Excerpts from a figure dataset -
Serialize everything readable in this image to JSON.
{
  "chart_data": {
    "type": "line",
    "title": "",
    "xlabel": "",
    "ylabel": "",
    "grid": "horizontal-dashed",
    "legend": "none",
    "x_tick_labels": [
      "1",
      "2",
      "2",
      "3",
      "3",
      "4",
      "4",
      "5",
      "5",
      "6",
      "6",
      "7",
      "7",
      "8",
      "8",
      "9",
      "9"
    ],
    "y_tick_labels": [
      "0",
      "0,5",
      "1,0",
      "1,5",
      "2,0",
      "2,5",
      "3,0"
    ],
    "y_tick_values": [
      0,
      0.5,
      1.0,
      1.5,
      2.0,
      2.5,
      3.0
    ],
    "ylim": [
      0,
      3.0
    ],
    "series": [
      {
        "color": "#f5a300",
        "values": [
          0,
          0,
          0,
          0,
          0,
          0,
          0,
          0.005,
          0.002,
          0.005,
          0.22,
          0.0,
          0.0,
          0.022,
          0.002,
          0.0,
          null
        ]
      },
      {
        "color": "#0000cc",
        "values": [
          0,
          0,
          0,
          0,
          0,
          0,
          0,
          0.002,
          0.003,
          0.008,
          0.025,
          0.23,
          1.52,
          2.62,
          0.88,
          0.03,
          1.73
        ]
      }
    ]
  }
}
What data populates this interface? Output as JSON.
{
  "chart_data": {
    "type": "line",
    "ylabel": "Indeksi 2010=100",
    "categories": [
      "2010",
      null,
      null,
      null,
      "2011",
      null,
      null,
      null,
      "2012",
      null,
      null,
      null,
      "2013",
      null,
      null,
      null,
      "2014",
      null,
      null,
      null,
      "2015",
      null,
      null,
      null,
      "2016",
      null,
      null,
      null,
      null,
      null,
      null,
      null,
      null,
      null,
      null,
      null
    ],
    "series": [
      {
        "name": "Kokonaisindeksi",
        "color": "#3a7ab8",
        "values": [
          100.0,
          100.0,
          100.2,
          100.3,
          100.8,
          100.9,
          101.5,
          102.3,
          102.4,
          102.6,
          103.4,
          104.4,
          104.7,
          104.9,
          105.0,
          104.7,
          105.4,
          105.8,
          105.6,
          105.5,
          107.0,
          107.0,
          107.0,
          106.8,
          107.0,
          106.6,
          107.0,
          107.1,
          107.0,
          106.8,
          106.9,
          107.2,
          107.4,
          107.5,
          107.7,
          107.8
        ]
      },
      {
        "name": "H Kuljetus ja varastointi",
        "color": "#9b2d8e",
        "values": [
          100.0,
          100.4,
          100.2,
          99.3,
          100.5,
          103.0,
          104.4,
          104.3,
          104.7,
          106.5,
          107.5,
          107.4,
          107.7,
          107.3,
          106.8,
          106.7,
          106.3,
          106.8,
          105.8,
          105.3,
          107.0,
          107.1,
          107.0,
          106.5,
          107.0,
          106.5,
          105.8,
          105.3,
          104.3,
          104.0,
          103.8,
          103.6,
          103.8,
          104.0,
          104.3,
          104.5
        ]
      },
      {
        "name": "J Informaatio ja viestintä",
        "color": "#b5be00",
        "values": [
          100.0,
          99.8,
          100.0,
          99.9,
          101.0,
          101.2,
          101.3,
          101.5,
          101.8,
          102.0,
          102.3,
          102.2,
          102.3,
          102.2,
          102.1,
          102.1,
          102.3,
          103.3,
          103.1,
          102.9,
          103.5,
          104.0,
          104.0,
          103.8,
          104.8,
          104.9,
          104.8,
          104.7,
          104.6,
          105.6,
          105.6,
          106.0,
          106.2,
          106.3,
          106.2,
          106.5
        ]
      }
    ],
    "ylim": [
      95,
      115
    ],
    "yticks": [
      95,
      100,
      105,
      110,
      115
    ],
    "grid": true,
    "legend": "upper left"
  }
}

Your objective - Output all records verbatim.

Result below -
Serialize everything readable in this image to JSON.
{
  "chart_data": {
    "type": "line",
    "title": "",
    "xlabel": "",
    "ylabel": "",
    "grid": "horizontal-dashed",
    "legend": "none",
    "x_tick_labels": [
      "1",
      "2",
      "2",
      "3",
      "3",
      "4",
      "4",
      "5",
      "5",
      "6",
      "6",
      "7",
      "7",
      "8",
      "8",
      "9",
      "9"
    ],
    "y_tick_labels": [
      "0",
      "0,5",
      "1,0",
      "1,5",
      "2,0",
      "2,5",
      "3,0"
    ],
    "y_tick_values": [
      0,
      0.5,
      1.0,
      1.5,
      2.0,
      2.5,
      3.0
    ],
    "ylim": [
      0,
      3.0
    ],
    "series": [
      {
        "color": "#f5a300",
        "values": [
          0,
          0,
          0,
          0,
          0,
          0,
          0,
          0.005,
          0.002,
          0.005,
          0.22,
          0.0,
          0.0,
          0.022,
          0.002,
          0.0,
          null
        ]
      },
      {
        "color": "#0000cc",
        "values": [
          0,
          0,
          0,
          0,
          0,
          0,
          0,
          0.002,
          0.003,
          0.008,
          0.025,
          0.23,
          1.52,
          2.62,
          0.88,
          0.03,
          1.73
        ]
      }
    ]
  }
}
What data populates this interface? Output as JSON.
{
  "chart_data": {
    "type": "line",
    "ylabel": "Indeksi 2010=100",
    "categories": [
      "2010",
      null,
      null,
      null,
      "2011",
      null,
      null,
      null,
      "2012",
      null,
      null,
      null,
      "2013",
      null,
      null,
      null,
      "2014",
      null,
      null,
      null,
      "2015",
      null,
      null,
      null,
      "2016",
      null,
      null,
      null,
      null,
      null,
      null,
      null,
      null,
      null,
      null,
      null
    ],
    "series": [
      {
        "name": "Kokonaisindeksi",
        "color": "#3a7ab8",
        "values": [
          100.0,
          100.0,
          100.2,
          100.3,
          100.8,
          100.9,
          101.5,
          102.3,
          102.4,
          102.6,
          103.4,
          104.4,
          104.7,
          104.9,
          105.0,
          104.7,
          105.4,
          105.8,
          105.6,
          105.5,
          107.0,
          107.0,
          107.0,
          106.8,
          107.0,
          106.6,
          107.0,
          107.1,
          107.0,
          106.8,
          106.9,
          107.2,
          107.4,
          107.5,
          107.7,
          107.8
        ]
      },
      {
        "name": "H Kuljetus ja varastointi",
        "color": "#9b2d8e",
        "values": [
          100.0,
          100.4,
          100.2,
          99.3,
          100.5,
          103.0,
          104.4,
          104.3,
          104.7,
          106.5,
          107.5,
          107.4,
          107.7,
          107.3,
          106.8,
          106.7,
          106.3,
          106.8,
          105.8,
          105.3,
          107.0,
          107.1,
          107.0,
          106.5,
          107.0,
          106.5,
          105.8,
          105.3,
          104.3,
          104.0,
          103.8,
          103.6,
          103.8,
          104.0,
          104.3,
          104.5
        ]
      },
      {
        "name": "J Informaatio ja viestintä",
        "color": "#b5be00",
        "values": [
          100.0,
          99.8,
          100.0,
          99.9,
          101.0,
          101.2,
          101.3,
          101.5,
          101.8,
          102.0,
          102.3,
          102.2,
          102.3,
          102.2,
          102.1,
          102.1,
          102.3,
          103.3,
          103.1,
          102.9,
          103.5,
          104.0,
          104.0,
          103.8,
          104.8,
          104.9,
          104.8,
          104.7,
          104.6,
          105.6,
          105.6,
          106.0,
          106.2,
          106.3,
          106.2,
          106.5
        ]
      }
    ],
    "ylim": [
      95,
      115
    ],
    "yticks": [
      95,
      100,
      105,
      110,
      115
    ],
    "grid": true,
    "legend": "upper left"
  }
}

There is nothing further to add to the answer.